> [Directive]: Your reply should be one number: the count of lines holding the word "samt".

(Dataset items)
=====
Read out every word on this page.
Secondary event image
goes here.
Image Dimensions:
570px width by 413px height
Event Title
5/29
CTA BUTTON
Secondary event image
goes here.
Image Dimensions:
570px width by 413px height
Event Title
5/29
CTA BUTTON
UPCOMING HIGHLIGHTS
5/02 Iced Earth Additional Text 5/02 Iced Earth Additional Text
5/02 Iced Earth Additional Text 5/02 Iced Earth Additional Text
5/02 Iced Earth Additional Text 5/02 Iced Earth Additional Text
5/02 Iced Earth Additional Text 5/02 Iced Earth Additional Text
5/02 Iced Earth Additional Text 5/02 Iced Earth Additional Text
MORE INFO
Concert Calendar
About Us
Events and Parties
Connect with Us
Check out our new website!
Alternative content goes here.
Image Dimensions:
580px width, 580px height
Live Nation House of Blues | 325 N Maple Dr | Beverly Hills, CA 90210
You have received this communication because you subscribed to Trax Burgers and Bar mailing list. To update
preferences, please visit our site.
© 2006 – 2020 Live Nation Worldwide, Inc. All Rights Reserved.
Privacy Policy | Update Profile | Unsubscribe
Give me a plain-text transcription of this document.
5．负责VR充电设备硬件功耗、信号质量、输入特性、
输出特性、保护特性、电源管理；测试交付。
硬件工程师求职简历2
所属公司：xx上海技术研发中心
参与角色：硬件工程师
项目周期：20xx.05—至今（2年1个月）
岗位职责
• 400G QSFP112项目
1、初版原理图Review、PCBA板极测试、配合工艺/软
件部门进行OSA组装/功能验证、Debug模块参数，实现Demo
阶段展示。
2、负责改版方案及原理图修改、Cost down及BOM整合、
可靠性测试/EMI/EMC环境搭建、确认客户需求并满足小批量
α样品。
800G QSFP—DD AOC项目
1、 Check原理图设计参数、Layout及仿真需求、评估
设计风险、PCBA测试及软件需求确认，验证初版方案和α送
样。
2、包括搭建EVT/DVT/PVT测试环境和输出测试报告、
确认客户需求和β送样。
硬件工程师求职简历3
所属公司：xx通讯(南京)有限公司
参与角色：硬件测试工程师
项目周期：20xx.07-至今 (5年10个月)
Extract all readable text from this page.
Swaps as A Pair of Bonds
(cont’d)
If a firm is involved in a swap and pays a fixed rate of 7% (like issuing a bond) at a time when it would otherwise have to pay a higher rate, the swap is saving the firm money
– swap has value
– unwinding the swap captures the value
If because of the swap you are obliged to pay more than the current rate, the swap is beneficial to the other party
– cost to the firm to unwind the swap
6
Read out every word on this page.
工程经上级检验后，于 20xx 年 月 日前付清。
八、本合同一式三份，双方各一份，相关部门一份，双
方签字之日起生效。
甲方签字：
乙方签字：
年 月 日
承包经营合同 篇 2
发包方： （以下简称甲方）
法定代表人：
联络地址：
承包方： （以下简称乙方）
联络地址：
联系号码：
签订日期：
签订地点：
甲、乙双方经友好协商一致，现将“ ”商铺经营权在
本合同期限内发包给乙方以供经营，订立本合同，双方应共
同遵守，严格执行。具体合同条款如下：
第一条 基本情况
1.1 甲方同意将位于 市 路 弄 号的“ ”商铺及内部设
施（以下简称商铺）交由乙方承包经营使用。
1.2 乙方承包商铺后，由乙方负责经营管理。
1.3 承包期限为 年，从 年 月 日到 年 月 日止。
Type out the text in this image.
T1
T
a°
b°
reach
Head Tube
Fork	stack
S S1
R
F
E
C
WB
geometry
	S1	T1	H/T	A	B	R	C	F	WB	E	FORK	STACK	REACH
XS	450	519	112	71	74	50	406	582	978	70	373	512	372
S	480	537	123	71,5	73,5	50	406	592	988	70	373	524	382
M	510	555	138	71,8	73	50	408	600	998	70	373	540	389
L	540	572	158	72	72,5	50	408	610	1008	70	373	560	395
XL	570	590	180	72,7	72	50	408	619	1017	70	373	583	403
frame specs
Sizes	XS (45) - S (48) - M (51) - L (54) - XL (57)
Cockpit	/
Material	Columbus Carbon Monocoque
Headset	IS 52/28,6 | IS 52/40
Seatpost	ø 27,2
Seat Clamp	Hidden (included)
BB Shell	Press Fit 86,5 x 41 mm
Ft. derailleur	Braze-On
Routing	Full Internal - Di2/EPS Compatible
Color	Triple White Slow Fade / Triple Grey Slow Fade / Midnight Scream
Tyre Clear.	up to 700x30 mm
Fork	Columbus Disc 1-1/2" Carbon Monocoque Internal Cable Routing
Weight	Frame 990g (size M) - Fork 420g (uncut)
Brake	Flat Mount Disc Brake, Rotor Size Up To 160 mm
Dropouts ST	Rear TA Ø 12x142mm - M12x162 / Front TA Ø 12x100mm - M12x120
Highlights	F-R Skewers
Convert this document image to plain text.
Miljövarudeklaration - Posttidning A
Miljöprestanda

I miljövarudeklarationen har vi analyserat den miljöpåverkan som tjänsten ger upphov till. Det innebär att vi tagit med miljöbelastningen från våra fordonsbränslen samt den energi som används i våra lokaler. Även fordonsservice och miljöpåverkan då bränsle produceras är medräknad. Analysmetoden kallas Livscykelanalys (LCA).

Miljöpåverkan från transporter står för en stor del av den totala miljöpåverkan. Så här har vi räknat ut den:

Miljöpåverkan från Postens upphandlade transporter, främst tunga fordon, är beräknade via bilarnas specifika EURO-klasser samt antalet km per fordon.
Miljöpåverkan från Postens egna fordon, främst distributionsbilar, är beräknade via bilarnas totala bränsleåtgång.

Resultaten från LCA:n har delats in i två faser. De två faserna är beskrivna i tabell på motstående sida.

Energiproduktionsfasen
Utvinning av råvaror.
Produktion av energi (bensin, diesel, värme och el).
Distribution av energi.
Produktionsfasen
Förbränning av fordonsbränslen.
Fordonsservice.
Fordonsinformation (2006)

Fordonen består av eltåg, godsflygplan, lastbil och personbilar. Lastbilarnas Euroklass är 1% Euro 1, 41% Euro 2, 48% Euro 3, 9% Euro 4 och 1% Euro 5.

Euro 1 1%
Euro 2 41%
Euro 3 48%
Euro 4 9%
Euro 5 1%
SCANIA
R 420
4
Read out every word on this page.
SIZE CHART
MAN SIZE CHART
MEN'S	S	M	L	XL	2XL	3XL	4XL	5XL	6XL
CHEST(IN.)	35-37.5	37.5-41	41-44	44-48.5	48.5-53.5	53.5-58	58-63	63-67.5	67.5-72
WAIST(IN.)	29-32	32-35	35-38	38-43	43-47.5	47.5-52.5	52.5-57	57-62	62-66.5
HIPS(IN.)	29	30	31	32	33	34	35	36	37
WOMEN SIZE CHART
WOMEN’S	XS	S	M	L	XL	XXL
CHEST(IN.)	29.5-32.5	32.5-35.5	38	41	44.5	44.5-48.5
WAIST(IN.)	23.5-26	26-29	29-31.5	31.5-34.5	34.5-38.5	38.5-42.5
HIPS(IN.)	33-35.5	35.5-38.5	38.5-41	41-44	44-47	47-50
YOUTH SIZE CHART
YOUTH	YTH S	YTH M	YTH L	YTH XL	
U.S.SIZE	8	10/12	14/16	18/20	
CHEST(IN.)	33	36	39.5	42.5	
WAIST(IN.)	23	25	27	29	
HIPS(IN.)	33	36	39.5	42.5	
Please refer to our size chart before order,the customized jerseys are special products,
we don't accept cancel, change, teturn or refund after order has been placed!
=====
> [Solution to this problem]: 2